[YOUR GOAL]
Return the full material exactly.

(Data entries)
--*--
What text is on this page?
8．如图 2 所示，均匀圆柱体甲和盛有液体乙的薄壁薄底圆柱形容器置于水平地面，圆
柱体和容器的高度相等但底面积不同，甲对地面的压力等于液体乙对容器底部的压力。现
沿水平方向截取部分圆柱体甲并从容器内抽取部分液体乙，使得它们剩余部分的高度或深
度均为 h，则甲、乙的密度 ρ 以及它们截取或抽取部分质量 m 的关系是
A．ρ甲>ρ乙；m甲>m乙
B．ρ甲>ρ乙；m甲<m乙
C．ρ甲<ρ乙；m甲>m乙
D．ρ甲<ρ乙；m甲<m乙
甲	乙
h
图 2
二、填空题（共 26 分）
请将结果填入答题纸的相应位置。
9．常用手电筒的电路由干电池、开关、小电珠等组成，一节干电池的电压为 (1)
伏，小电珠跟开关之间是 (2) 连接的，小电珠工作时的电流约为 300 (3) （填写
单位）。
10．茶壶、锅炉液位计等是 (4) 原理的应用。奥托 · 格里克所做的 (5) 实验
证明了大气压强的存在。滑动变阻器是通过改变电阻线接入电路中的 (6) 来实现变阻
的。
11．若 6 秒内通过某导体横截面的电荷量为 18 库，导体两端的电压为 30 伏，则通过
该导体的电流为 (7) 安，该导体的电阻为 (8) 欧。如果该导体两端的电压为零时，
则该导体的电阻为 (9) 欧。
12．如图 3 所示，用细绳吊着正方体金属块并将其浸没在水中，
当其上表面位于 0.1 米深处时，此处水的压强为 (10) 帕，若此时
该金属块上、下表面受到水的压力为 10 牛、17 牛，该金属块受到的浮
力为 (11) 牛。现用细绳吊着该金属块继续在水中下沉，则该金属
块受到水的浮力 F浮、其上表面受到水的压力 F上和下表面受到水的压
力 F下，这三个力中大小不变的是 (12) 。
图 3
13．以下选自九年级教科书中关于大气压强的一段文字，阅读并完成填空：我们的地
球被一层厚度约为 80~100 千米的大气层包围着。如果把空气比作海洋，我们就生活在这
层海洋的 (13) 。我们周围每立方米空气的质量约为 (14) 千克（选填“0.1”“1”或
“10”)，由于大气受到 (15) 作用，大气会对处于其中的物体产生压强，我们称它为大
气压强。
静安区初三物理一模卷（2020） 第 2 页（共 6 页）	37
--*--
[RESPONSE]
What text is on this page?
8．如图 2 所示，均匀圆柱体甲和盛有液体乙的薄壁薄底圆柱形容器置于水平地面，圆
柱体和容器的高度相等但底面积不同，甲对地面的压力等于液体乙对容器底部的压力。现
沿水平方向截取部分圆柱体甲并从容器内抽取部分液体乙，使得它们剩余部分的高度或深
度均为 h，则甲、乙的密度 ρ 以及它们截取或抽取部分质量 m 的关系是
A．ρ甲>ρ乙；m甲>m乙
B．ρ甲>ρ乙；m甲<m乙
C．ρ甲<ρ乙；m甲>m乙
D．ρ甲<ρ乙；m甲<m乙
甲	乙
h
图 2
二、填空题（共 26 分）
请将结果填入答题纸的相应位置。
9．常用手电筒的电路由干电池、开关、小电珠等组成，一节干电池的电压为 (1)
伏，小电珠跟开关之间是 (2) 连接的，小电珠工作时的电流约为 300 (3) （填写
单位）。
10．茶壶、锅炉液位计等是 (4) 原理的应用。奥托 · 格里克所做的 (5) 实验
证明了大气压强的存在。滑动变阻器是通过改变电阻线接入电路中的 (6) 来实现变阻
的。
11．若 6 秒内通过某导体横截面的电荷量为 18 库，导体两端的电压为 30 伏，则通过
该导体的电流为 (7) 安，该导体的电阻为 (8) 欧。如果该导体两端的电压为零时，
则该导体的电阻为 (9) 欧。
12．如图 3 所示，用细绳吊着正方体金属块并将其浸没在水中，
当其上表面位于 0.1 米深处时，此处水的压强为 (10) 帕，若此时
该金属块上、下表面受到水的压力为 10 牛、17 牛，该金属块受到的浮
力为 (11) 牛。现用细绳吊着该金属块继续在水中下沉，则该金属
块受到水的浮力 F浮、其上表面受到水的压力 F上和下表面受到水的压
力 F下，这三个力中大小不变的是 (12) 。
图 3
13．以下选自九年级教科书中关于大气压强的一段文字，阅读并完成填空：我们的地
球被一层厚度约为 80~100 千米的大气层包围着。如果把空气比作海洋，我们就生活在这
层海洋的 (13) 。我们周围每立方米空气的质量约为 (14) 千克（选填“0.1”“1”或
“10”)，由于大气受到 (15) 作用，大气会对处于其中的物体产生压强，我们称它为大
气压强。
静安区初三物理一模卷（2020） 第 2 页（共 6 页）	37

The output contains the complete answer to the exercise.